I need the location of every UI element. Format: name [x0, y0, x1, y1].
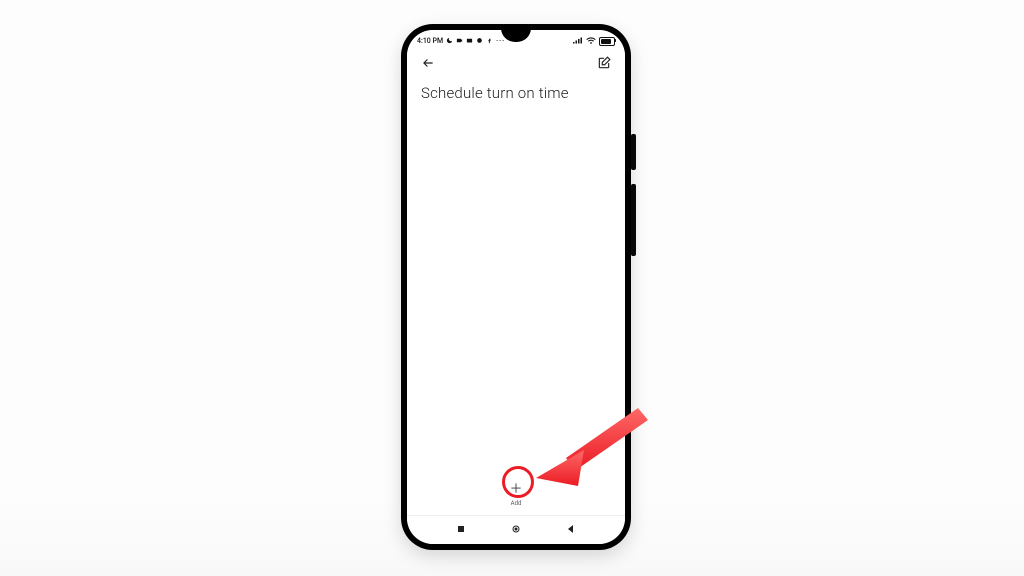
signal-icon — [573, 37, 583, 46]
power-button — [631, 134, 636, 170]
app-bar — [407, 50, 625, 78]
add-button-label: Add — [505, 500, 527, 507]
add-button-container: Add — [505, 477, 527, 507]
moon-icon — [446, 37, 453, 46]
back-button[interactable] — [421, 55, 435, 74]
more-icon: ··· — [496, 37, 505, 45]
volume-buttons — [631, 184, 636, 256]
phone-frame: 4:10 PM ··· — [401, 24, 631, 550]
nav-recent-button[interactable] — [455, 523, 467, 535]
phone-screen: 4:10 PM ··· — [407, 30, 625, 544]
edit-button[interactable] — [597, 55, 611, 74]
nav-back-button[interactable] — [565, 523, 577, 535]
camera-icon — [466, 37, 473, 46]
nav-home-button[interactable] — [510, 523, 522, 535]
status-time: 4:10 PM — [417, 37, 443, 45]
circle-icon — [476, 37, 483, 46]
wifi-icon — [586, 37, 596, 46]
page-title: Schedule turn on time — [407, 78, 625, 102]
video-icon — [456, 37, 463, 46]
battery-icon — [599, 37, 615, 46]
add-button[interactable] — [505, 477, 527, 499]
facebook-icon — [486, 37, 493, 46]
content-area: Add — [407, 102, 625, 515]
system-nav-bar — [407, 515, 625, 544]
# # # # # # #
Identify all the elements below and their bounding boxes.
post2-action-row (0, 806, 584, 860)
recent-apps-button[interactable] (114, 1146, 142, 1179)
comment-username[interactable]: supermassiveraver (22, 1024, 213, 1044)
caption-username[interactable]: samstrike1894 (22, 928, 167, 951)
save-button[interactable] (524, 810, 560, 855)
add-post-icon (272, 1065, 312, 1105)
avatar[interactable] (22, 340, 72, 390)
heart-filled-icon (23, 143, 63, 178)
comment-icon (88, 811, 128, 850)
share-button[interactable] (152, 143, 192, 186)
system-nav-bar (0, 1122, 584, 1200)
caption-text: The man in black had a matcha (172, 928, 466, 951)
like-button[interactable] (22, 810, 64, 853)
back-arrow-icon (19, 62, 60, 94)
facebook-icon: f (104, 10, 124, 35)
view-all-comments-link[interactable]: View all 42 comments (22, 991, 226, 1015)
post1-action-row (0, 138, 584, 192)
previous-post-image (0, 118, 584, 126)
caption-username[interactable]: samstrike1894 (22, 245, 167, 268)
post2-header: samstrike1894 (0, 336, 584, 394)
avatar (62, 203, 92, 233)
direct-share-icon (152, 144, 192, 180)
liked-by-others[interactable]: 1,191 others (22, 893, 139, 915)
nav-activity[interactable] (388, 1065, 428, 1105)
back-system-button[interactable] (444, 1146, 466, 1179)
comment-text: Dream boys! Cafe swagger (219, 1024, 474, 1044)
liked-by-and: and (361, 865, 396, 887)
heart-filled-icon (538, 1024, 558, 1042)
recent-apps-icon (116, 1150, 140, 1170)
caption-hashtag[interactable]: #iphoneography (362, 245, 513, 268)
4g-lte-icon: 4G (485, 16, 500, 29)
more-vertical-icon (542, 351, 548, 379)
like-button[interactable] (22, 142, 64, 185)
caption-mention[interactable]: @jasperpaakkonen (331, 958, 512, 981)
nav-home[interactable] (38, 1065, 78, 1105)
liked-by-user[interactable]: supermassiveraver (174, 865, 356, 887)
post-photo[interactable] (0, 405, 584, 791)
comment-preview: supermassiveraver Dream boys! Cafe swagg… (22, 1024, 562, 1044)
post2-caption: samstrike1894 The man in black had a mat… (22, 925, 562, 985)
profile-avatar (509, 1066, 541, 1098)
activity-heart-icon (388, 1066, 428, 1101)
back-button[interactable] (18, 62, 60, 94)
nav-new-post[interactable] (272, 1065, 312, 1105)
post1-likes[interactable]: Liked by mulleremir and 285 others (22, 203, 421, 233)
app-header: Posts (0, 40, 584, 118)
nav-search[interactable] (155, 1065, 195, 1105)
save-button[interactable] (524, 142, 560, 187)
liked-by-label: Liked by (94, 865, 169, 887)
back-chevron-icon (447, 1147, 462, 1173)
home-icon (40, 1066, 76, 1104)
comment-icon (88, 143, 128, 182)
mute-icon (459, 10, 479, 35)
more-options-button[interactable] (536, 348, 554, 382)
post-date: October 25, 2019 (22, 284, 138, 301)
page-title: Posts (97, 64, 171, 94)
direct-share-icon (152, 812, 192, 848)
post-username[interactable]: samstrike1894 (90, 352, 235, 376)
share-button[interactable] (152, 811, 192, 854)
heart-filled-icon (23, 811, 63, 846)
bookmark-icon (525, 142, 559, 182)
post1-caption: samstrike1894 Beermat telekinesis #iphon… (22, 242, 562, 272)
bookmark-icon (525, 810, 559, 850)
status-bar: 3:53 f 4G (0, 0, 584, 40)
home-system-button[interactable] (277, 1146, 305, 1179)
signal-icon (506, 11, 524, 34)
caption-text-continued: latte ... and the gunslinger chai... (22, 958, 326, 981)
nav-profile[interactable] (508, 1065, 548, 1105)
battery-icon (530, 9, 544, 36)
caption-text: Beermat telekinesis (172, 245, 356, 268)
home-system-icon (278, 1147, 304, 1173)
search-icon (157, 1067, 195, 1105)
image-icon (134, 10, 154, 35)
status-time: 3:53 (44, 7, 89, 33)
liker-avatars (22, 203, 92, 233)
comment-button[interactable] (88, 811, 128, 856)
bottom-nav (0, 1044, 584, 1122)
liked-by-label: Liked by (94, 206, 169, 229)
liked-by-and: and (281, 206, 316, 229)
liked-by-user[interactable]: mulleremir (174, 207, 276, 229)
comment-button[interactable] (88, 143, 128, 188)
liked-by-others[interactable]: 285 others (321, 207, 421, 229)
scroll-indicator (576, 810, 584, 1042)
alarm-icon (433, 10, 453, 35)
# # # # # # #
What you will do: Render the material from the line containing "Identify all the" up to and including the line containing "nav-home[interactable] (38, 1065, 78, 1105)" as a numbered list, leaving out any blank lines.

Exercise solution:
1. Identify all the elements below and their bounding boxes.
2. post2-action-row (0, 806, 584, 860)
3. recent-apps-button[interactable] (114, 1146, 142, 1179)
4. comment-username[interactable]: supermassiveraver (22, 1024, 213, 1044)
5. caption-username[interactable]: samstrike1894 (22, 928, 167, 951)
6. save-button[interactable] (524, 810, 560, 855)
7. add-post-icon (272, 1065, 312, 1105)
8. avatar[interactable] (22, 340, 72, 390)
9. heart-filled-icon (23, 143, 63, 178)
10. comment-icon (88, 811, 128, 850)
11. share-button[interactable] (152, 143, 192, 186)
12. system-nav-bar (0, 1122, 584, 1200)
13. caption-text: The man in black had a matcha (172, 928, 466, 951)
14. like-button[interactable] (22, 810, 64, 853)
15. back-arrow-icon (19, 62, 60, 94)
16. facebook-icon: f (104, 10, 124, 35)
17. view-all-comments-link[interactable]: View all 42 comments (22, 991, 226, 1015)
18. post1-action-row (0, 138, 584, 192)
19. previous-post-image (0, 118, 584, 126)
20. caption-username[interactable]: samstrike1894 (22, 245, 167, 268)
21. post2-header: samstrike1894 (0, 336, 584, 394)
22. avatar (62, 203, 92, 233)
23. direct-share-icon (152, 144, 192, 180)
24. liked-by-others[interactable]: 1,191 others (22, 893, 139, 915)
25. nav-activity[interactable] (388, 1065, 428, 1105)
26. back-system-button[interactable] (444, 1146, 466, 1179)
27. comment-text: Dream boys! Cafe swagger (219, 1024, 474, 1044)
28. liked-by-and: and (361, 865, 396, 887)
29. heart-filled-icon (538, 1024, 558, 1042)
30. recent-apps-icon (116, 1150, 140, 1170)
31. caption-hashtag[interactable]: #iphoneography (362, 245, 513, 268)
32. 4g-lte-icon: 4G (485, 16, 500, 29)
33. more-vertical-icon (542, 351, 548, 379)
34. like-button[interactable] (22, 142, 64, 185)
35. caption-mention[interactable]: @jasperpaakkonen (331, 958, 512, 981)
36. nav-home[interactable] (38, 1065, 78, 1105)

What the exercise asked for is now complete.